(GIVEN INSTRUCTION): Return a copy of every line in the records that includes the word "JSON".
==================================================
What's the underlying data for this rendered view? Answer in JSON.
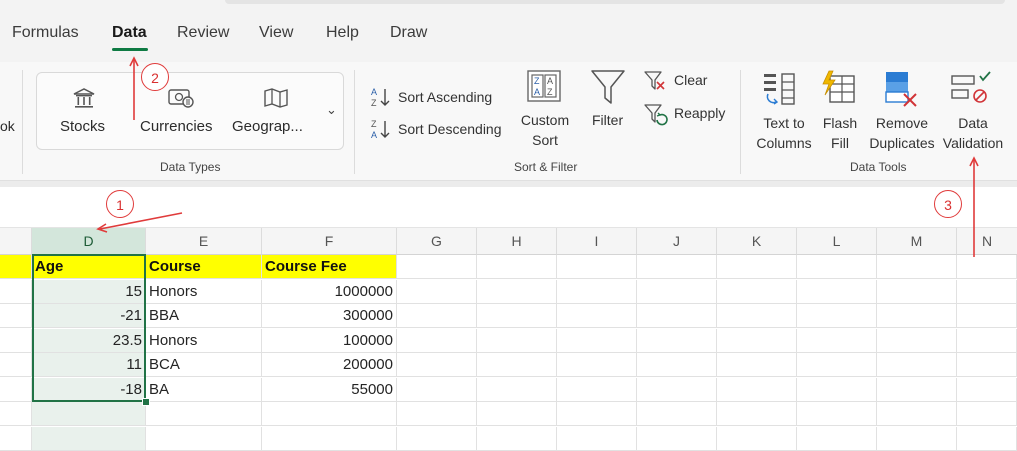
{
  "tabs": [
    {
      "label": "Formulas",
      "active": false
    },
    {
      "label": "Data",
      "active": true
    },
    {
      "label": "Review",
      "active": false
    },
    {
      "label": "View",
      "active": false
    },
    {
      "label": "Help",
      "active": false
    },
    {
      "label": "Draw",
      "active": false
    }
  ],
  "ribbon": {
    "cutoff_label": "ok",
    "data_types": {
      "group_label": "Data Types",
      "stocks": "Stocks",
      "currencies": "Currencies",
      "geography": "Geograp...",
      "more_icon": "chevron-down-icon"
    },
    "sort_filter": {
      "group_label": "Sort & Filter",
      "sort_ascending": "Sort Ascending",
      "sort_descending": "Sort Descending",
      "custom_sort_line1": "Custom",
      "custom_sort_line2": "Sort",
      "filter": "Filter",
      "clear": "Clear",
      "reapply": "Reapply"
    },
    "data_tools": {
      "group_label": "Data Tools",
      "text_to_columns_line1": "Text to",
      "text_to_columns_line2": "Columns",
      "flash_fill_line1": "Flash",
      "flash_fill_line2": "Fill",
      "remove_duplicates_line1": "Remove",
      "remove_duplicates_line2": "Duplicates",
      "data_validation_line1": "Data",
      "data_validation_line2": "Validation"
    }
  },
  "grid": {
    "columns": [
      "D",
      "E",
      "F",
      "G",
      "H",
      "I",
      "J",
      "K",
      "L",
      "M",
      "N"
    ],
    "selected_column": "D",
    "headers": {
      "age": "Age",
      "course": "Course",
      "course_fee": "Course Fee"
    },
    "rows": [
      {
        "age": "15",
        "course": "Honors",
        "fee": "1000000"
      },
      {
        "age": "-21",
        "course": "BBA",
        "fee": "300000"
      },
      {
        "age": "23.5",
        "course": "Honors",
        "fee": "100000"
      },
      {
        "age": "11",
        "course": "BCA",
        "fee": "200000"
      },
      {
        "age": "-18",
        "course": "BA",
        "fee": "55000"
      }
    ]
  },
  "annotations": {
    "step1": "1",
    "step2": "2",
    "step3": "3"
  },
  "colors": {
    "accent_green": "#217346",
    "highlight_yellow": "#ffff00",
    "annotation_red": "#e03b3b"
  }
}
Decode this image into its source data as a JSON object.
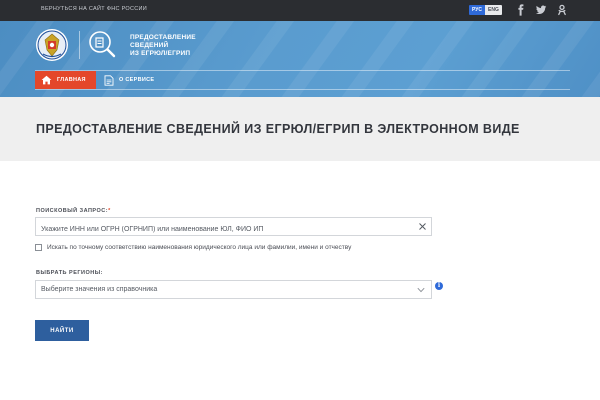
{
  "topbar": {
    "back_link": "Вернуться на сайт ФНС России",
    "lang_ru": "РУС",
    "lang_en": "ENG",
    "social_icons": [
      "facebook-icon",
      "twitter-icon",
      "odnoklassniki-icon"
    ]
  },
  "header": {
    "brand_line1": "Предоставление",
    "brand_line2": "сведений",
    "brand_line3": "из ЕГРЮЛ/ЕГРИП",
    "nav": [
      {
        "label": "Главная",
        "active": true,
        "icon": "home-icon"
      },
      {
        "label": "О сервисе",
        "active": false,
        "icon": "document-icon"
      }
    ]
  },
  "page": {
    "title": "Предоставление сведений из ЕГРЮЛ/ЕГРИП в электронном виде"
  },
  "form": {
    "search_label": "Поисковый запрос:",
    "search_required_mark": "*",
    "search_placeholder": "Укажите ИНН или ОГРН (ОГРНИП) или наименование ЮЛ, ФИО ИП",
    "search_value": "",
    "exact_match_label": "Искать по точному соответствию наименования юридического лица или фамилии, имени и отчеству",
    "exact_match_checked": false,
    "region_label": "Выбрать регионы:",
    "region_value": "Выберите значения из справочника",
    "info_glyph": "i",
    "submit_label": "Найти"
  },
  "colors": {
    "topbar": "#2b2d31",
    "header": "#5a9ccf",
    "nav_active": "#e4472a",
    "button": "#2e5f9e",
    "lang_active": "#2f6ad9"
  }
}
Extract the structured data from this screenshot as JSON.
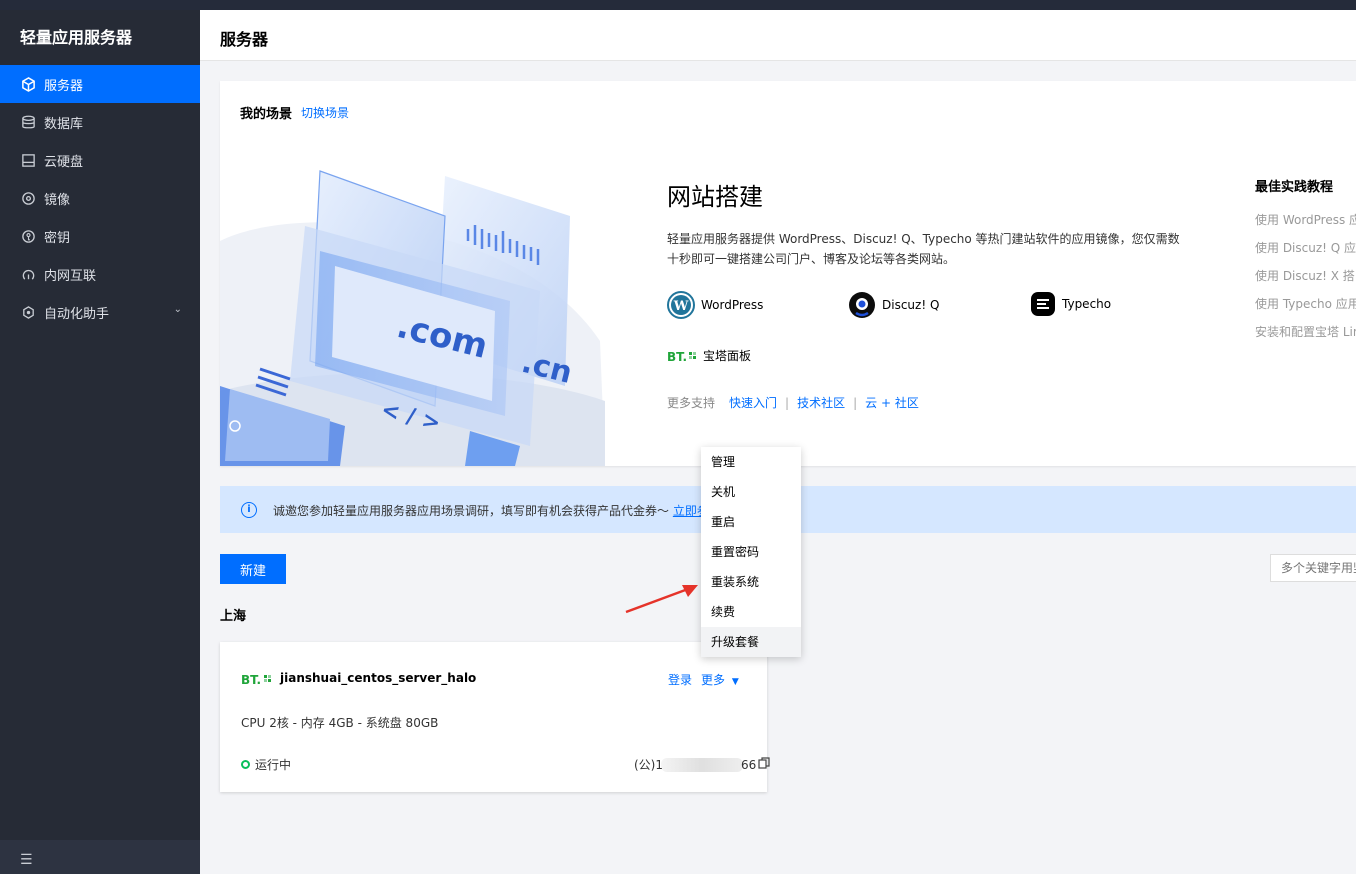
{
  "app": {
    "title": "轻量应用服务器"
  },
  "sidebar": {
    "items": [
      {
        "label": "服务器",
        "icon": "cube-icon"
      },
      {
        "label": "数据库",
        "icon": "database-icon"
      },
      {
        "label": "云硬盘",
        "icon": "disk-icon"
      },
      {
        "label": "镜像",
        "icon": "image-icon"
      },
      {
        "label": "密钥",
        "icon": "key-icon"
      },
      {
        "label": "内网互联",
        "icon": "network-icon"
      },
      {
        "label": "自动化助手",
        "icon": "robot-icon"
      }
    ]
  },
  "header": {
    "title": "服务器"
  },
  "scene": {
    "title": "我的场景",
    "switch": "切换场景",
    "heading": "网站搭建",
    "description": "轻量应用服务器提供 WordPress、Discuz! Q、Typecho 等热门建站软件的应用镜像，您仅需数十秒即可一键搭建公司门户、博客及论坛等各类网站。",
    "illustration": {
      "com": ".com",
      "cn": ".cn",
      "code": "< / >"
    },
    "apps": [
      {
        "label": "WordPress",
        "icon": "wordpress-icon"
      },
      {
        "label": "Discuz! Q",
        "icon": "discuz-icon"
      },
      {
        "label": "Typecho",
        "icon": "typecho-icon"
      },
      {
        "label": "宝塔面板",
        "icon": "bt-panel-icon"
      }
    ],
    "more": {
      "label": "更多支持",
      "links": [
        "快速入门",
        "技术社区",
        "云 + 社区"
      ]
    },
    "best": {
      "title": "最佳实践教程",
      "items": [
        "使用 WordPress 应",
        "使用 Discuz! Q 应用",
        "使用 Discuz! X 搭",
        "使用 Typecho 应用",
        "安装和配置宝塔 Lin"
      ]
    }
  },
  "notice": {
    "text": "诚邀您参加轻量应用服务器应用场景调研，填写即有机会获得产品代金券～",
    "link": "立即参"
  },
  "toolbar": {
    "new_label": "新建",
    "search_placeholder": "多个关键字用竖"
  },
  "region": "上海",
  "instance": {
    "badge": "BT.",
    "name": "jianshuai_centos_server_halo",
    "login": "登录",
    "more": "更多",
    "spec": "CPU 2核 - 内存 4GB - 系统盘 80GB",
    "status": "运行中",
    "ip_prefix": "(公)1",
    "ip_suffix": "66"
  },
  "dropdown": {
    "items": [
      "管理",
      "关机",
      "重启",
      "重置密码",
      "重装系统",
      "续费",
      "升级套餐"
    ]
  },
  "colors": {
    "accent": "#006eff",
    "sidebar": "#262b36",
    "running": "#0abf5b",
    "arrow": "#e5332a"
  }
}
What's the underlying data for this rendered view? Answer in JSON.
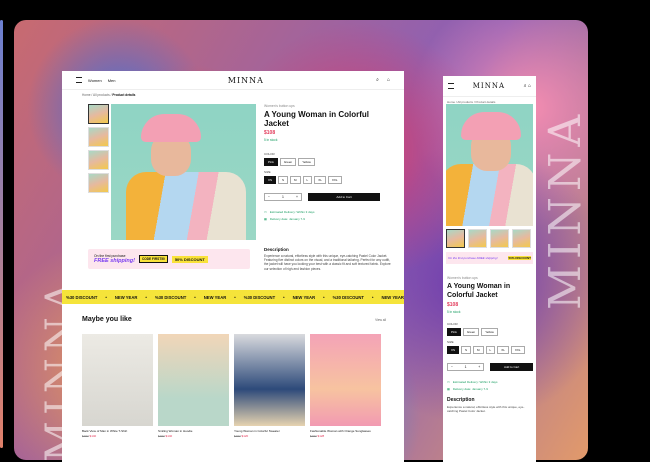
==================================================
(SOLUTION TO THIS EXERCISE):
What's the underlying data for this rendered view? Answer in JSON.
Decode this image into its source data as a JSON object.
Extract the structured data from this screenshot as JSON.
What's the underlying data for this rendered view? Answer in JSON.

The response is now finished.